>> BEGIN

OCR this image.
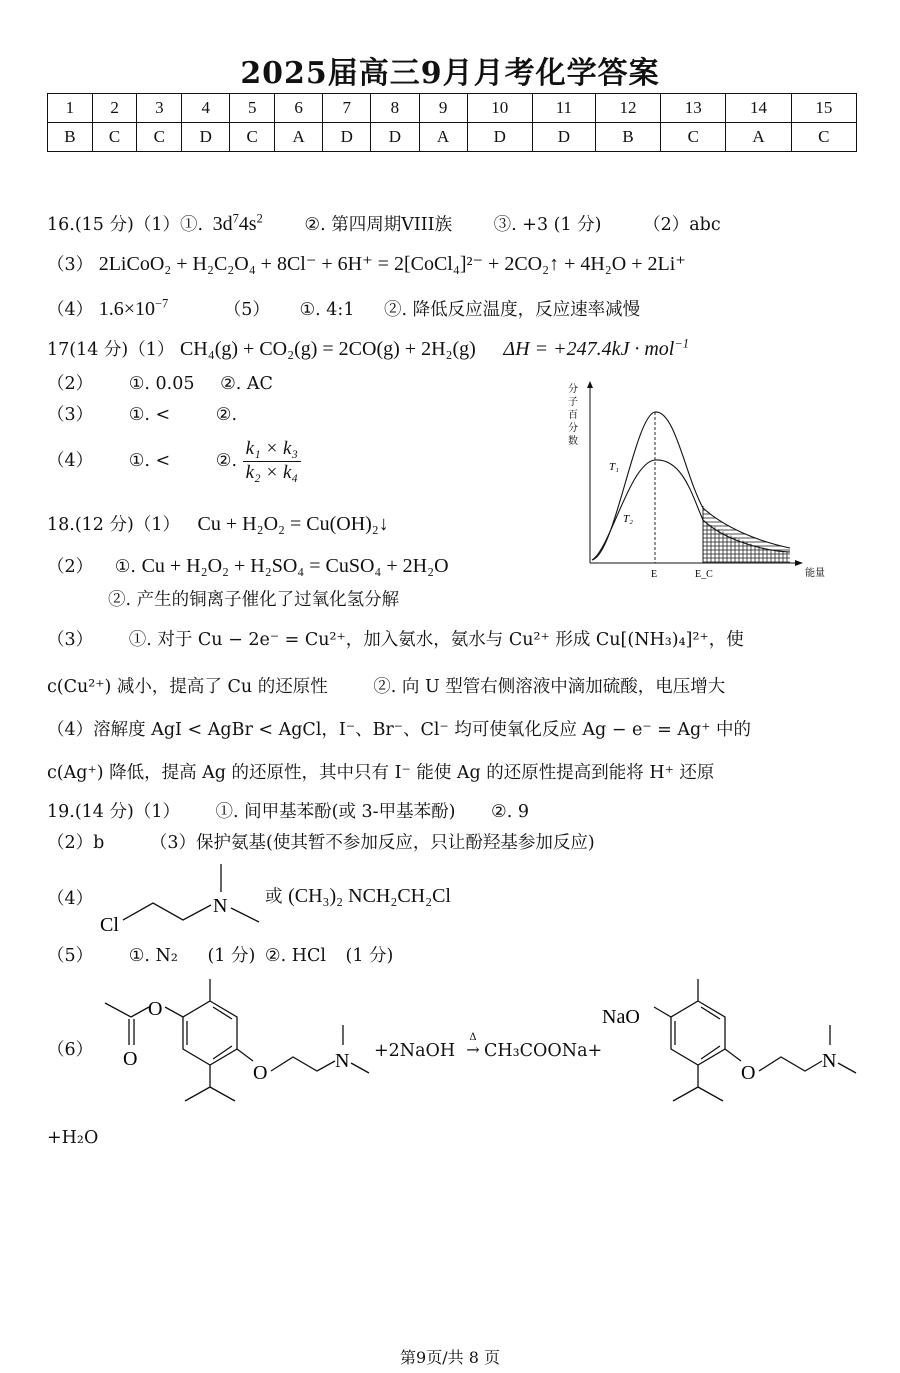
2025届高三9月月考化学答案
1	2	3	4	5	6	7	8	9	10	11	12	13	14	15
B	C	C	D	C	A	D	D	A	D	D	B	C	A	C
16.(15 分)（1）①. $3d^74s^2$ ②. 第四周期VIII族 ③. +3 (1 分) （2）abc
（3） 2LiCoO₂ + H₂C₂O₄ + 8Cl⁻ + 6H⁺ = 2[CoCl₄]²⁻ + 2CO₂↑ + 4H₂O + 2Li⁺
（4） $1.6\times 10^{-7}$	（5） ①. 4:1 ②. 降低反应温度，反应速率减慢
17(14 分)（1） CH₄(g) + CO₂(g) = 2CO(g) + 2H₂(g) ΔH = +247.4kJ · mol$^{-1}$
（2） ①. 0.05 ②. AC
（3） ①. <	②.
（4） ①. <	②. $\frac{\text{k₁ × k₃}}{\text{k₂ × k₄}}$
分
子
百
分
数
T₁
T₂
E	E_C	能量
18.(12 分)（1） Cu + H₂O₂ = Cu(OH)₂↓
（2） ①. Cu + H₂O₂ + H₂SO₄ = CuSO₄ + 2H₂O
②. 产生的铜离子催化了过氧化氢分解
（3） ①. 对于 Cu − 2e⁻ = Cu²⁺，加入氨水，氨水与 Cu²⁺ 形成 Cu[(NH₃)₄]²⁺，使
c(Cu²⁺) 减小，提高了 Cu 的还原性	②. 向 U 型管右侧溶液中滴加硫酸，电压增大
（4）溶解度 AgI < AgBr < AgCl，I⁻、Br⁻、Cl⁻ 均可使氧化反应 Ag − e⁻ = Ag⁺ 中的
c(Ag⁺) 降低，提高 Ag 的还原性，其中只有 I⁻ 能使 Ag 的还原性提高到能将 H⁺ 还原
19.(14 分)（1） ①. 间甲基苯酚(或 3-甲基苯酚) ②. 9
（2）b	（3）保护氨基(使其暂不参加反应，只让酚羟基参加反应)
（4）
Cl
N 或 (CH₃)₂ NCH₂CH₂Cl
（5） ①. N₂ (1 分) ②. HCl (1 分)
（6）
O
O
O
N +2NaOH
Δ
→ CH₃COONa+
NaO
O
N
+H₂O
第9页/共 8 页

>> END

• [WHAT IS REQUIRED]: Repeat the data exactly, without the pictures.

• [OUTPUT FOR THIS TASK]:
OCR this image.
2025届高三9月月考化学答案
1	2	3	4	5	6	7	8	9	10	11	12	13	14	15
B	C	C	D	C	A	D	D	A	D	D	B	C	A	C
16.(15 分)（1）①. $3d^74s^2$ ②. 第四周期VIII族 ③. +3 (1 分) （2）abc
（3） 2LiCoO₂ + H₂C₂O₄ + 8Cl⁻ + 6H⁺ = 2[CoCl₄]²⁻ + 2CO₂↑ + 4H₂O + 2Li⁺
（4） $1.6\times 10^{-7}$	（5） ①. 4:1 ②. 降低反应温度，反应速率减慢
17(14 分)（1） CH₄(g) + CO₂(g) = 2CO(g) + 2H₂(g) ΔH = +247.4kJ · mol$^{-1}$
（2） ①. 0.05 ②. AC
（3） ①. <	②.
（4） ①. <	②. $\frac{\text{k₁ × k₃}}{\text{k₂ × k₄}}$
分
子
百
分
数
T₁
T₂
E	E_C	能量
18.(12 分)（1） Cu + H₂O₂ = Cu(OH)₂↓
（2） ①. Cu + H₂O₂ + H₂SO₄ = CuSO₄ + 2H₂O
②. 产生的铜离子催化了过氧化氢分解
（3） ①. 对于 Cu − 2e⁻ = Cu²⁺，加入氨水，氨水与 Cu²⁺ 形成 Cu[(NH₃)₄]²⁺，使
c(Cu²⁺) 减小，提高了 Cu 的还原性	②. 向 U 型管右侧溶液中滴加硫酸，电压增大
（4）溶解度 AgI < AgBr < AgCl，I⁻、Br⁻、Cl⁻ 均可使氧化反应 Ag − e⁻ = Ag⁺ 中的
c(Ag⁺) 降低，提高 Ag 的还原性，其中只有 I⁻ 能使 Ag 的还原性提高到能将 H⁺ 还原
19.(14 分)（1） ①. 间甲基苯酚(或 3-甲基苯酚) ②. 9
（2）b	（3）保护氨基(使其暂不参加反应，只让酚羟基参加反应)
（4）
Cl
N 或 (CH₃)₂ NCH₂CH₂Cl
（5） ①. N₂ (1 分) ②. HCl (1 分)
（6）
O
O
O
N +2NaOH
Δ
→ CH₃COONa+
NaO
O
N
+H₂O
第9页/共 8 页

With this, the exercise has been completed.